— Begin Dataset entries —
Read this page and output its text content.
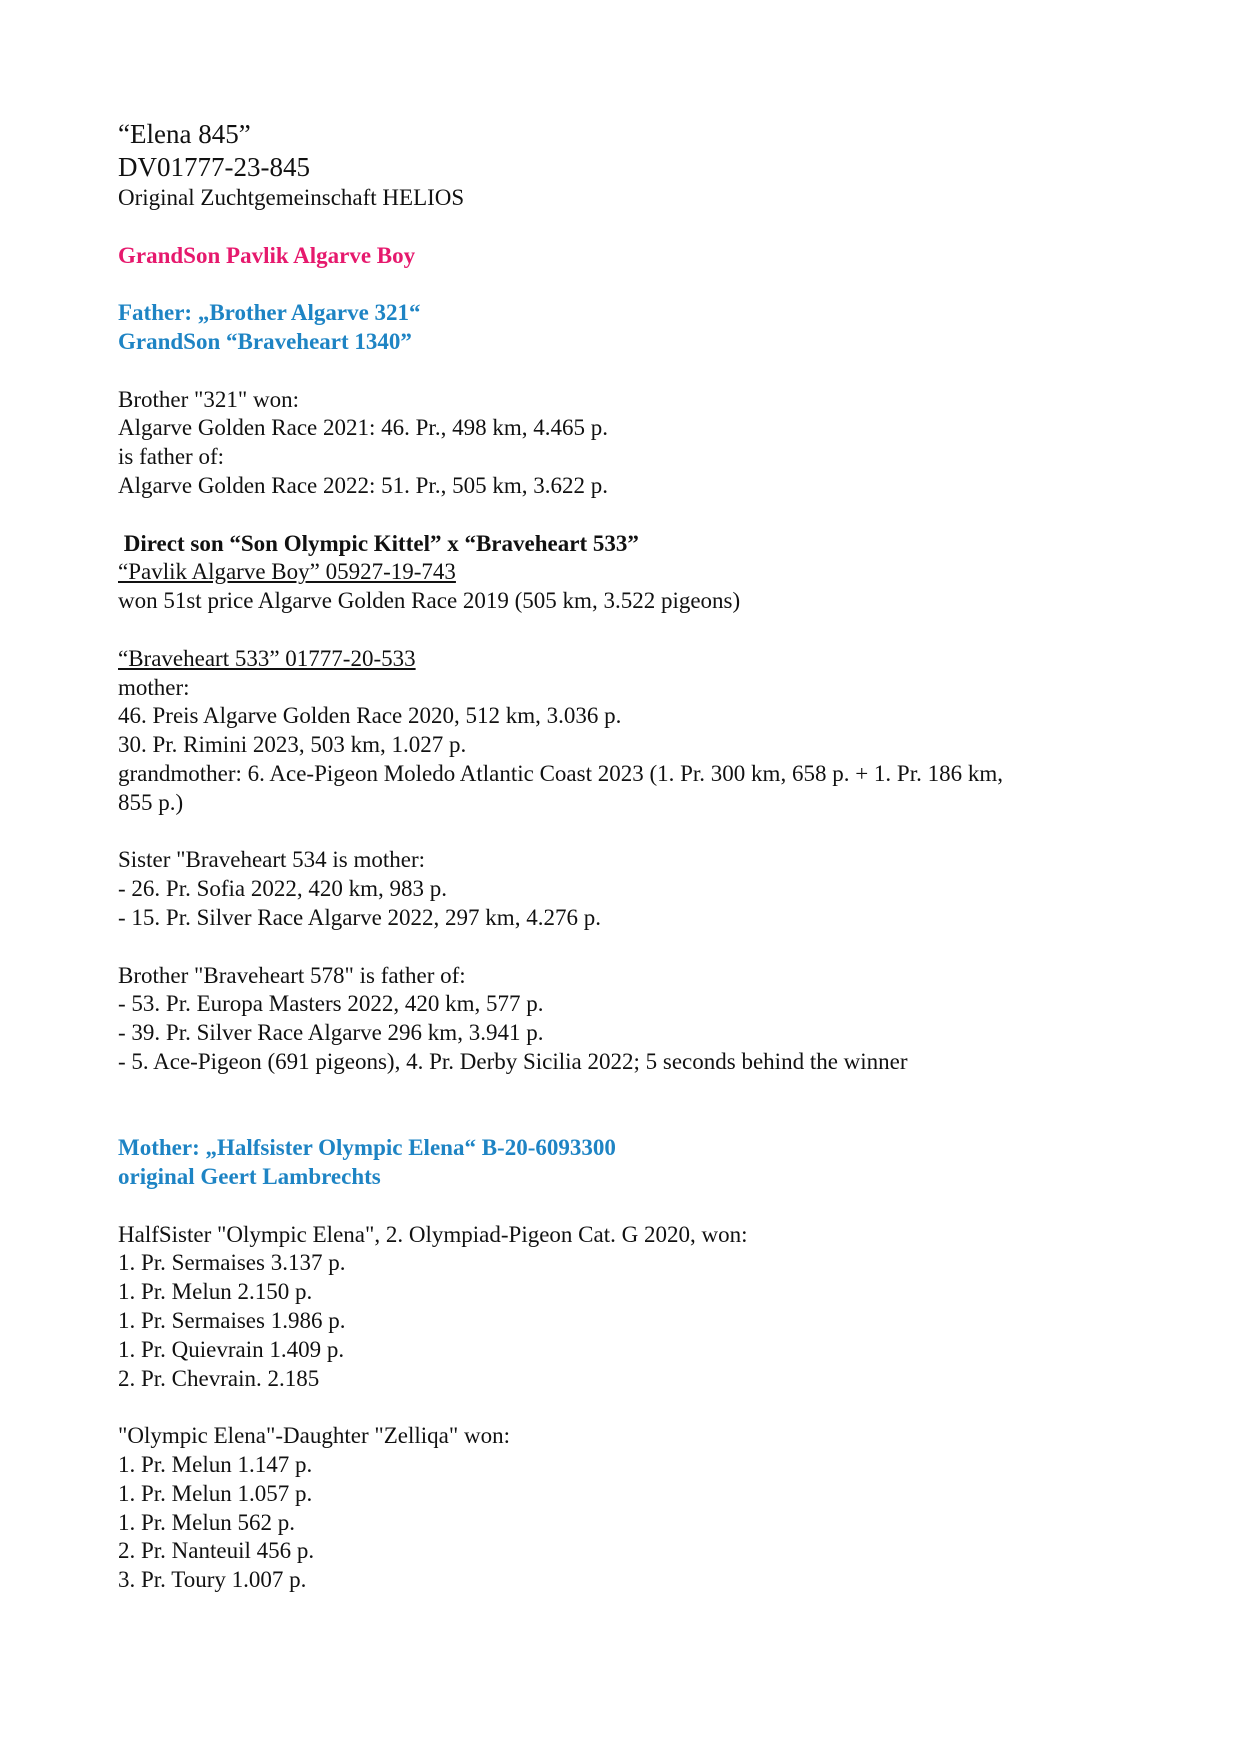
“Elena 845”

DV01777-23-845

Original Zuchtgemeinschaft HELIOS

GrandSon Pavlik Algarve Boy

Father: „Brother Algarve 321“

GrandSon “Braveheart 1340”

Brother "321" won:

Algarve Golden Race 2021: 46. Pr., 498 km, 4.465 p.

is father of:

Algarve Golden Race 2022: 51. Pr., 505 km, 3.622 p.

Direct son “Son Olympic Kittel” x “Braveheart 533”

“Pavlik Algarve Boy” 05927-19-743

won 51st price Algarve Golden Race 2019 (505 km, 3.522 pigeons)

“Braveheart 533” 01777-20-533

mother:

46. Preis Algarve Golden Race 2020, 512 km, 3.036 p.

30. Pr. Rimini 2023, 503 km, 1.027 p.

grandmother: 6. Ace-Pigeon Moledo Atlantic Coast 2023 (1. Pr. 300 km, 658 p. + 1. Pr. 186 km,

855 p.)

Sister "Braveheart 534 is mother:

- 26. Pr. Sofia 2022, 420 km, 983 p.

- 15. Pr. Silver Race Algarve 2022, 297 km, 4.276 p.

Brother "Braveheart 578" is father of:

- 53. Pr. Europa Masters 2022, 420 km, 577 p.

- 39. Pr. Silver Race Algarve 296 km, 3.941 p.

- 5. Ace-Pigeon (691 pigeons), 4. Pr. Derby Sicilia 2022; 5 seconds behind the winner

Mother: „Halfsister Olympic Elena“ B-20-6093300

original Geert Lambrechts

HalfSister "Olympic Elena", 2. Olympiad-Pigeon Cat. G 2020, won:

1. Pr. Sermaises 3.137 p.

1. Pr. Melun 2.150 p.

1. Pr. Sermaises 1.986 p.

1. Pr. Quievrain 1.409 p.

2. Pr. Chevrain. 2.185

"Olympic Elena"-Daughter "Zelliqa" won:

1. Pr. Melun 1.147 p.

1. Pr. Melun 1.057 p.

1. Pr. Melun 562 p.

2. Pr. Nanteuil 456 p.

3. Pr. Toury 1.007 p.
— End Dataset entries —
[What the task asks]
Exactly as written, return every line of the listing, but not the pictures.

[Result of the task]
Read this page and output its text content.
“Elena 845”

DV01777-23-845

Original Zuchtgemeinschaft HELIOS

GrandSon Pavlik Algarve Boy

Father: „Brother Algarve 321“

GrandSon “Braveheart 1340”

Brother "321" won:

Algarve Golden Race 2021: 46. Pr., 498 km, 4.465 p.

is father of:

Algarve Golden Race 2022: 51. Pr., 505 km, 3.622 p.

Direct son “Son Olympic Kittel” x “Braveheart 533”

“Pavlik Algarve Boy” 05927-19-743

won 51st price Algarve Golden Race 2019 (505 km, 3.522 pigeons)

“Braveheart 533” 01777-20-533

mother:

46. Preis Algarve Golden Race 2020, 512 km, 3.036 p.

30. Pr. Rimini 2023, 503 km, 1.027 p.

grandmother: 6. Ace-Pigeon Moledo Atlantic Coast 2023 (1. Pr. 300 km, 658 p. + 1. Pr. 186 km,

855 p.)

Sister "Braveheart 534 is mother:

- 26. Pr. Sofia 2022, 420 km, 983 p.

- 15. Pr. Silver Race Algarve 2022, 297 km, 4.276 p.

Brother "Braveheart 578" is father of:

- 53. Pr. Europa Masters 2022, 420 km, 577 p.

- 39. Pr. Silver Race Algarve 296 km, 3.941 p.

- 5. Ace-Pigeon (691 pigeons), 4. Pr. Derby Sicilia 2022; 5 seconds behind the winner

Mother: „Halfsister Olympic Elena“ B-20-6093300

original Geert Lambrechts

HalfSister "Olympic Elena", 2. Olympiad-Pigeon Cat. G 2020, won:

1. Pr. Sermaises 3.137 p.

1. Pr. Melun 2.150 p.

1. Pr. Sermaises 1.986 p.

1. Pr. Quievrain 1.409 p.

2. Pr. Chevrain. 2.185

"Olympic Elena"-Daughter "Zelliqa" won:

1. Pr. Melun 1.147 p.

1. Pr. Melun 1.057 p.

1. Pr. Melun 562 p.

2. Pr. Nanteuil 456 p.

3. Pr. Toury 1.007 p.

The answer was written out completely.